#### PROVIDED ENTRIES

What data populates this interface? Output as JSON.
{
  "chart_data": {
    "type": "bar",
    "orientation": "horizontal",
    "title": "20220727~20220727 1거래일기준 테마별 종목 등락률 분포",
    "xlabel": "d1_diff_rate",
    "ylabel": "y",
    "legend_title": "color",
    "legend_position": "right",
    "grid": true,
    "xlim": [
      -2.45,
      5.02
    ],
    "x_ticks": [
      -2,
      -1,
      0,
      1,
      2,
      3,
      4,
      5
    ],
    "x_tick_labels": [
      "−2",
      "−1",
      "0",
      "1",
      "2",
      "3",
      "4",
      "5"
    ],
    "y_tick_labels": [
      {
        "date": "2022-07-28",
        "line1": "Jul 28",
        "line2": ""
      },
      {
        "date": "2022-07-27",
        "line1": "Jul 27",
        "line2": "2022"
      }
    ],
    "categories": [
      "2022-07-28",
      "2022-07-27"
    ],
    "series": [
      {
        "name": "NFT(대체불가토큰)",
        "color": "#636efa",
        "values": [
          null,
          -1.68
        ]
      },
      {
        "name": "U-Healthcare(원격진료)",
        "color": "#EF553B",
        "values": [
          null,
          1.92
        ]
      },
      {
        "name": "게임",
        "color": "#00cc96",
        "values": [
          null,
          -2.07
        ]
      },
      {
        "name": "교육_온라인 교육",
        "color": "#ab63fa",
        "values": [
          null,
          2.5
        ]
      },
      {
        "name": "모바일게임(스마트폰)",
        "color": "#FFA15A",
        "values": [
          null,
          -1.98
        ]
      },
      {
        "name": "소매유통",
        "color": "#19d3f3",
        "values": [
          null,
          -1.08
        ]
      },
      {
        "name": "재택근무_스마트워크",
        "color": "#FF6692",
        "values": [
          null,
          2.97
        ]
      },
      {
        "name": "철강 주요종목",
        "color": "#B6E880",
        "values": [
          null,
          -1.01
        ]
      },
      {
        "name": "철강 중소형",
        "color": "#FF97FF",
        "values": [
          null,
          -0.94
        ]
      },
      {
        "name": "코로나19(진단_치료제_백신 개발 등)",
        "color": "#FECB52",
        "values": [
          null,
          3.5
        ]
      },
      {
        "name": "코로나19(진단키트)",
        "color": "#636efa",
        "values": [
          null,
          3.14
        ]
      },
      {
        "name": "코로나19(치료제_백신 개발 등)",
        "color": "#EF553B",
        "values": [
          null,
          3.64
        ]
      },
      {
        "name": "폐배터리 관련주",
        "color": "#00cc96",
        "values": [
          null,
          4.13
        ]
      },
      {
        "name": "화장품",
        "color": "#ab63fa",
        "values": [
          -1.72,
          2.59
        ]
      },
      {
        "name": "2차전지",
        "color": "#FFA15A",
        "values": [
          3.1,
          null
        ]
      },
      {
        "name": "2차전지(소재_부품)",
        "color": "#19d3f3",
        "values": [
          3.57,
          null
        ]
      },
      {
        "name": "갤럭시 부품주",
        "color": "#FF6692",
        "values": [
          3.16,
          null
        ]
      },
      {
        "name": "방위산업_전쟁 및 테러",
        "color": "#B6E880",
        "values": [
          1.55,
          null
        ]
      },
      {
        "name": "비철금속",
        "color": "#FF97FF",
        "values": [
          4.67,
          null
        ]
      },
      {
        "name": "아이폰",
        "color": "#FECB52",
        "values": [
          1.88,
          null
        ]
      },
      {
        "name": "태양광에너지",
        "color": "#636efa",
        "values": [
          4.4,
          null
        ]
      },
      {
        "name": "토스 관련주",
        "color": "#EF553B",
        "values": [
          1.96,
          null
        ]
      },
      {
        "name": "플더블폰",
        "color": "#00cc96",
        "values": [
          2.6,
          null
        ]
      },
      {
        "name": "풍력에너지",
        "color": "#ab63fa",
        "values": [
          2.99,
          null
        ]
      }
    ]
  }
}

########

PROBLEM TO WORK ON. Exactly as shown, repeat every record.

REPLY TO THE TASK.
What data populates this interface? Output as JSON.
{
  "chart_data": {
    "type": "bar",
    "orientation": "horizontal",
    "title": "20220727~20220727 1거래일기준 테마별 종목 등락률 분포",
    "xlabel": "d1_diff_rate",
    "ylabel": "y",
    "legend_title": "color",
    "legend_position": "right",
    "grid": true,
    "xlim": [
      -2.45,
      5.02
    ],
    "x_ticks": [
      -2,
      -1,
      0,
      1,
      2,
      3,
      4,
      5
    ],
    "x_tick_labels": [
      "−2",
      "−1",
      "0",
      "1",
      "2",
      "3",
      "4",
      "5"
    ],
    "y_tick_labels": [
      {
        "date": "2022-07-28",
        "line1": "Jul 28",
        "line2": ""
      },
      {
        "date": "2022-07-27",
        "line1": "Jul 27",
        "line2": "2022"
      }
    ],
    "categories": [
      "2022-07-28",
      "2022-07-27"
    ],
    "series": [
      {
        "name": "NFT(대체불가토큰)",
        "color": "#636efa",
        "values": [
          null,
          -1.68
        ]
      },
      {
        "name": "U-Healthcare(원격진료)",
        "color": "#EF553B",
        "values": [
          null,
          1.92
        ]
      },
      {
        "name": "게임",
        "color": "#00cc96",
        "values": [
          null,
          -2.07
        ]
      },
      {
        "name": "교육_온라인 교육",
        "color": "#ab63fa",
        "values": [
          null,
          2.5
        ]
      },
      {
        "name": "모바일게임(스마트폰)",
        "color": "#FFA15A",
        "values": [
          null,
          -1.98
        ]
      },
      {
        "name": "소매유통",
        "color": "#19d3f3",
        "values": [
          null,
          -1.08
        ]
      },
      {
        "name": "재택근무_스마트워크",
        "color": "#FF6692",
        "values": [
          null,
          2.97
        ]
      },
      {
        "name": "철강 주요종목",
        "color": "#B6E880",
        "values": [
          null,
          -1.01
        ]
      },
      {
        "name": "철강 중소형",
        "color": "#FF97FF",
        "values": [
          null,
          -0.94
        ]
      },
      {
        "name": "코로나19(진단_치료제_백신 개발 등)",
        "color": "#FECB52",
        "values": [
          null,
          3.5
        ]
      },
      {
        "name": "코로나19(진단키트)",
        "color": "#636efa",
        "values": [
          null,
          3.14
        ]
      },
      {
        "name": "코로나19(치료제_백신 개발 등)",
        "color": "#EF553B",
        "values": [
          null,
          3.64
        ]
      },
      {
        "name": "폐배터리 관련주",
        "color": "#00cc96",
        "values": [
          null,
          4.13
        ]
      },
      {
        "name": "화장품",
        "color": "#ab63fa",
        "values": [
          -1.72,
          2.59
        ]
      },
      {
        "name": "2차전지",
        "color": "#FFA15A",
        "values": [
          3.1,
          null
        ]
      },
      {
        "name": "2차전지(소재_부품)",
        "color": "#19d3f3",
        "values": [
          3.57,
          null
        ]
      },
      {
        "name": "갤럭시 부품주",
        "color": "#FF6692",
        "values": [
          3.16,
          null
        ]
      },
      {
        "name": "방위산업_전쟁 및 테러",
        "color": "#B6E880",
        "values": [
          1.55,
          null
        ]
      },
      {
        "name": "비철금속",
        "color": "#FF97FF",
        "values": [
          4.67,
          null
        ]
      },
      {
        "name": "아이폰",
        "color": "#FECB52",
        "values": [
          1.88,
          null
        ]
      },
      {
        "name": "태양광에너지",
        "color": "#636efa",
        "values": [
          4.4,
          null
        ]
      },
      {
        "name": "토스 관련주",
        "color": "#EF553B",
        "values": [
          1.96,
          null
        ]
      },
      {
        "name": "플더블폰",
        "color": "#00cc96",
        "values": [
          2.6,
          null
        ]
      },
      {
        "name": "풍력에너지",
        "color": "#ab63fa",
        "values": [
          2.99,
          null
        ]
      }
    ]
  }
}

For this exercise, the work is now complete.